[Written exercise] Will you print the material below without altering a single character?

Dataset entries

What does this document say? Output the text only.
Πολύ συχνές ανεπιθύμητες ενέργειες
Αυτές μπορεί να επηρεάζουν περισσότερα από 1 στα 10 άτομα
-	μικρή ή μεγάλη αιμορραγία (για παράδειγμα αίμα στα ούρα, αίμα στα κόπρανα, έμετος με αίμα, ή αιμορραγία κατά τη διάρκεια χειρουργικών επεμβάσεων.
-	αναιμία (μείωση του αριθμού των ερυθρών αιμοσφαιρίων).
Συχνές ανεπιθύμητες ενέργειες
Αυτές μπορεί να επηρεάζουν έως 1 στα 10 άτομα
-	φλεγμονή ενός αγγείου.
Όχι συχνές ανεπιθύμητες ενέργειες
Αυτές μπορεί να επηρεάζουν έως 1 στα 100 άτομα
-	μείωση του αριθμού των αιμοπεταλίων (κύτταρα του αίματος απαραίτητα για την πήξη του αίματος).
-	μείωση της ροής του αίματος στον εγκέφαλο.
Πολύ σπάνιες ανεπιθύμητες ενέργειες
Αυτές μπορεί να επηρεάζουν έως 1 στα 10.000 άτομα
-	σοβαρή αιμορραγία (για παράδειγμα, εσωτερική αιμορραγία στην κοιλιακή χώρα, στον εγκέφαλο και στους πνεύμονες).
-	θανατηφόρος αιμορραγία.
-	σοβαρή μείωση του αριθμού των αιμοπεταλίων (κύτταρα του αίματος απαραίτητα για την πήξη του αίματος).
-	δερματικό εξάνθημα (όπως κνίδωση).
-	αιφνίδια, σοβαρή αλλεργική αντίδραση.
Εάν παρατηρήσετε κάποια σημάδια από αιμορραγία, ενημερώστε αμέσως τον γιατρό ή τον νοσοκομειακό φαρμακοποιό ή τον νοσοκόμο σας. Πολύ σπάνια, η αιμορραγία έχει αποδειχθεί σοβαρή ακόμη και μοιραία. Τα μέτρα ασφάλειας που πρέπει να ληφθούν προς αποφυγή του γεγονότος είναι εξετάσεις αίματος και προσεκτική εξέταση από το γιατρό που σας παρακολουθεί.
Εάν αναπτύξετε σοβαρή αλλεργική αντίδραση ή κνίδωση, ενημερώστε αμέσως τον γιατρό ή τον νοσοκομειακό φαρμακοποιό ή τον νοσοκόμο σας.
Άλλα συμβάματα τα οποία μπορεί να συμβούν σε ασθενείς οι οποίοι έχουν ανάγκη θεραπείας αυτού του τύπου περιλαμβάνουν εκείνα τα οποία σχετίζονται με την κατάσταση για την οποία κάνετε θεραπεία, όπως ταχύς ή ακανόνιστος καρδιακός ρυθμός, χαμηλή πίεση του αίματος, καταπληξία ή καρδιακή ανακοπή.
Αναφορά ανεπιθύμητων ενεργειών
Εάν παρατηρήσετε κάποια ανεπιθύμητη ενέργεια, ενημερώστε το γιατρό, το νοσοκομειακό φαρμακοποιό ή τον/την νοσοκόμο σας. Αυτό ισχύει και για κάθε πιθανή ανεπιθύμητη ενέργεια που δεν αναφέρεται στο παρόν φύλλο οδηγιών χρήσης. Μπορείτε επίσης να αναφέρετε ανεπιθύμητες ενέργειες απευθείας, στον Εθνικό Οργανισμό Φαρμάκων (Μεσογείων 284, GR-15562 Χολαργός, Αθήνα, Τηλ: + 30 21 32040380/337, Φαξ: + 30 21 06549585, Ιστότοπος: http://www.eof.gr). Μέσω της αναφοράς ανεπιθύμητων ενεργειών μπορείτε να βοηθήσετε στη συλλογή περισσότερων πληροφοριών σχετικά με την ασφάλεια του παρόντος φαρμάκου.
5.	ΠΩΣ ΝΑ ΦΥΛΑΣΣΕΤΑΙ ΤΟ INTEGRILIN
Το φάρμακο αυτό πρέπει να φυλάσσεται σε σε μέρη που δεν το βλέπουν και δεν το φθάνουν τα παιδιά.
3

[Task answer]
What does this document say? Output the text only.
Πολύ συχνές ανεπιθύμητες ενέργειες
Αυτές μπορεί να επηρεάζουν περισσότερα από 1 στα 10 άτομα
-	μικρή ή μεγάλη αιμορραγία (για παράδειγμα αίμα στα ούρα, αίμα στα κόπρανα, έμετος με αίμα, ή αιμορραγία κατά τη διάρκεια χειρουργικών επεμβάσεων.
-	αναιμία (μείωση του αριθμού των ερυθρών αιμοσφαιρίων).
Συχνές ανεπιθύμητες ενέργειες
Αυτές μπορεί να επηρεάζουν έως 1 στα 10 άτομα
-	φλεγμονή ενός αγγείου.
Όχι συχνές ανεπιθύμητες ενέργειες
Αυτές μπορεί να επηρεάζουν έως 1 στα 100 άτομα
-	μείωση του αριθμού των αιμοπεταλίων (κύτταρα του αίματος απαραίτητα για την πήξη του αίματος).
-	μείωση της ροής του αίματος στον εγκέφαλο.
Πολύ σπάνιες ανεπιθύμητες ενέργειες
Αυτές μπορεί να επηρεάζουν έως 1 στα 10.000 άτομα
-	σοβαρή αιμορραγία (για παράδειγμα, εσωτερική αιμορραγία στην κοιλιακή χώρα, στον εγκέφαλο και στους πνεύμονες).
-	θανατηφόρος αιμορραγία.
-	σοβαρή μείωση του αριθμού των αιμοπεταλίων (κύτταρα του αίματος απαραίτητα για την πήξη του αίματος).
-	δερματικό εξάνθημα (όπως κνίδωση).
-	αιφνίδια, σοβαρή αλλεργική αντίδραση.
Εάν παρατηρήσετε κάποια σημάδια από αιμορραγία, ενημερώστε αμέσως τον γιατρό ή τον νοσοκομειακό φαρμακοποιό ή τον νοσοκόμο σας. Πολύ σπάνια, η αιμορραγία έχει αποδειχθεί σοβαρή ακόμη και μοιραία. Τα μέτρα ασφάλειας που πρέπει να ληφθούν προς αποφυγή του γεγονότος είναι εξετάσεις αίματος και προσεκτική εξέταση από το γιατρό που σας παρακολουθεί.
Εάν αναπτύξετε σοβαρή αλλεργική αντίδραση ή κνίδωση, ενημερώστε αμέσως τον γιατρό ή τον νοσοκομειακό φαρμακοποιό ή τον νοσοκόμο σας.
Άλλα συμβάματα τα οποία μπορεί να συμβούν σε ασθενείς οι οποίοι έχουν ανάγκη θεραπείας αυτού του τύπου περιλαμβάνουν εκείνα τα οποία σχετίζονται με την κατάσταση για την οποία κάνετε θεραπεία, όπως ταχύς ή ακανόνιστος καρδιακός ρυθμός, χαμηλή πίεση του αίματος, καταπληξία ή καρδιακή ανακοπή.
Αναφορά ανεπιθύμητων ενεργειών
Εάν παρατηρήσετε κάποια ανεπιθύμητη ενέργεια, ενημερώστε το γιατρό, το νοσοκομειακό φαρμακοποιό ή τον/την νοσοκόμο σας. Αυτό ισχύει και για κάθε πιθανή ανεπιθύμητη ενέργεια που δεν αναφέρεται στο παρόν φύλλο οδηγιών χρήσης. Μπορείτε επίσης να αναφέρετε ανεπιθύμητες ενέργειες απευθείας, στον Εθνικό Οργανισμό Φαρμάκων (Μεσογείων 284, GR-15562 Χολαργός, Αθήνα, Τηλ: + 30 21 32040380/337, Φαξ: + 30 21 06549585, Ιστότοπος: http://www.eof.gr). Μέσω της αναφοράς ανεπιθύμητων ενεργειών μπορείτε να βοηθήσετε στη συλλογή περισσότερων πληροφοριών σχετικά με την ασφάλεια του παρόντος φαρμάκου.
5.	ΠΩΣ ΝΑ ΦΥΛΑΣΣΕΤΑΙ ΤΟ INTEGRILIN
Το φάρμακο αυτό πρέπει να φυλάσσεται σε σε μέρη που δεν το βλέπουν και δεν το φθάνουν τα παιδιά.
3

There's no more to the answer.